Records in a dataset
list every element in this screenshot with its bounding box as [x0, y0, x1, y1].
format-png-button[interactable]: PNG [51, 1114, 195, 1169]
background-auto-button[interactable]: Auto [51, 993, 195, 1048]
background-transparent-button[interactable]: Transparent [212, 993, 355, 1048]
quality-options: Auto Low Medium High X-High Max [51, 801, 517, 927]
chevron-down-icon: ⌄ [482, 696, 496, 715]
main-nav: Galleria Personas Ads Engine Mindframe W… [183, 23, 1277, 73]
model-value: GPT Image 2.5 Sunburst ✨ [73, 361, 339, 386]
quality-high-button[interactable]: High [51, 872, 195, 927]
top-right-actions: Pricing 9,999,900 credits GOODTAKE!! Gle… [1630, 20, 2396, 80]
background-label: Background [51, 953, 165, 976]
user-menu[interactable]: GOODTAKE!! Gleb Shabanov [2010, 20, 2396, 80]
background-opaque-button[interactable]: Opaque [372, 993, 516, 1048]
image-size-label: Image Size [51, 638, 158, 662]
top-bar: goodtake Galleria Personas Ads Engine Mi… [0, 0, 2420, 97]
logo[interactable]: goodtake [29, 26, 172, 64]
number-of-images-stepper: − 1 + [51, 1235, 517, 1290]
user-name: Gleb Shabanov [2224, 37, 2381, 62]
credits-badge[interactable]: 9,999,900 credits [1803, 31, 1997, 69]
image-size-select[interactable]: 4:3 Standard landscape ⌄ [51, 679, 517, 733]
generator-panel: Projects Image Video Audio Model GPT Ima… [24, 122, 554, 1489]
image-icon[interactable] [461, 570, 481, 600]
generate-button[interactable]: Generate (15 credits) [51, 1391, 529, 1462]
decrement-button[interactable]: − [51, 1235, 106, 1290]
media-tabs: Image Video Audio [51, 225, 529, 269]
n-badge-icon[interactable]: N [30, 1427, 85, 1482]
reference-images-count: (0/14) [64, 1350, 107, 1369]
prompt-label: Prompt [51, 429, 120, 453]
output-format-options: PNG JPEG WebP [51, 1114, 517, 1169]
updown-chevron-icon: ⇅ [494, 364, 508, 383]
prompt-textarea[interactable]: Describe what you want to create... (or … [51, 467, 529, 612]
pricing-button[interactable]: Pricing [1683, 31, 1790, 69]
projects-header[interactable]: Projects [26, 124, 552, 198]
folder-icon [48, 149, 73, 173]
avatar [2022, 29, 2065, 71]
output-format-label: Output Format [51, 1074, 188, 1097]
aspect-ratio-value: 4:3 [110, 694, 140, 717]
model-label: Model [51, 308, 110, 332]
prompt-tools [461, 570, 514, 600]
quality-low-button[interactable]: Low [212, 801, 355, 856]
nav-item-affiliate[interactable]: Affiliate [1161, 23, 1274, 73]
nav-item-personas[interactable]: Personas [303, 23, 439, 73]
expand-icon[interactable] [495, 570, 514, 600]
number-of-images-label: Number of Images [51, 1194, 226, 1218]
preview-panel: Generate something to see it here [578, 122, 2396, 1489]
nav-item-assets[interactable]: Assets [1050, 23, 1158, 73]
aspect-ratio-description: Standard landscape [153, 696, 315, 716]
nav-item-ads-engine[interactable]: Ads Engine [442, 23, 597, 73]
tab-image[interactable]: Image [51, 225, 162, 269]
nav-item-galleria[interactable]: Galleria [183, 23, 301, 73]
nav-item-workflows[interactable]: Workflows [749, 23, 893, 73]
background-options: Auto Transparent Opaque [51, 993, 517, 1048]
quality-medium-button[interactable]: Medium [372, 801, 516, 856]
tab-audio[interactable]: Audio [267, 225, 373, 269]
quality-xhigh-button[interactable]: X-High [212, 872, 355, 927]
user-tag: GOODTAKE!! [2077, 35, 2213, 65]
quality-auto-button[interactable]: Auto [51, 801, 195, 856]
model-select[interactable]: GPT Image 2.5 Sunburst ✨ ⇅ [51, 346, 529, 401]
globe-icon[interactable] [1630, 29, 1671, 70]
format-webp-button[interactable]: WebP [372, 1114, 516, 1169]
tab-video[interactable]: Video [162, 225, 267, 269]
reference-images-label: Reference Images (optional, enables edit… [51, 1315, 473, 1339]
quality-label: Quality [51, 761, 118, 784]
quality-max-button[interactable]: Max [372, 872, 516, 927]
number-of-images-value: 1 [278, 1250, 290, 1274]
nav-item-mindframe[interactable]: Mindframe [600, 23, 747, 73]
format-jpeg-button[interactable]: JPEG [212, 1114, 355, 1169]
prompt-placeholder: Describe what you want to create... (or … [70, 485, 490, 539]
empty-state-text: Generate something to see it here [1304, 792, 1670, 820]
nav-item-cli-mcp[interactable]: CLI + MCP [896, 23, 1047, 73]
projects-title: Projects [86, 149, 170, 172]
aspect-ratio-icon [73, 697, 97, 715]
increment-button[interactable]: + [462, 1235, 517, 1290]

Written instruction
Pick out every line in the records above that contains the word "Describe" and copy each of those lines. Case counts.

Written solution
prompt-textarea[interactable]: Describe what you want to create... (or … [51, 467, 529, 612]
prompt-placeholder: Describe what you want to create... (or … [70, 485, 490, 539]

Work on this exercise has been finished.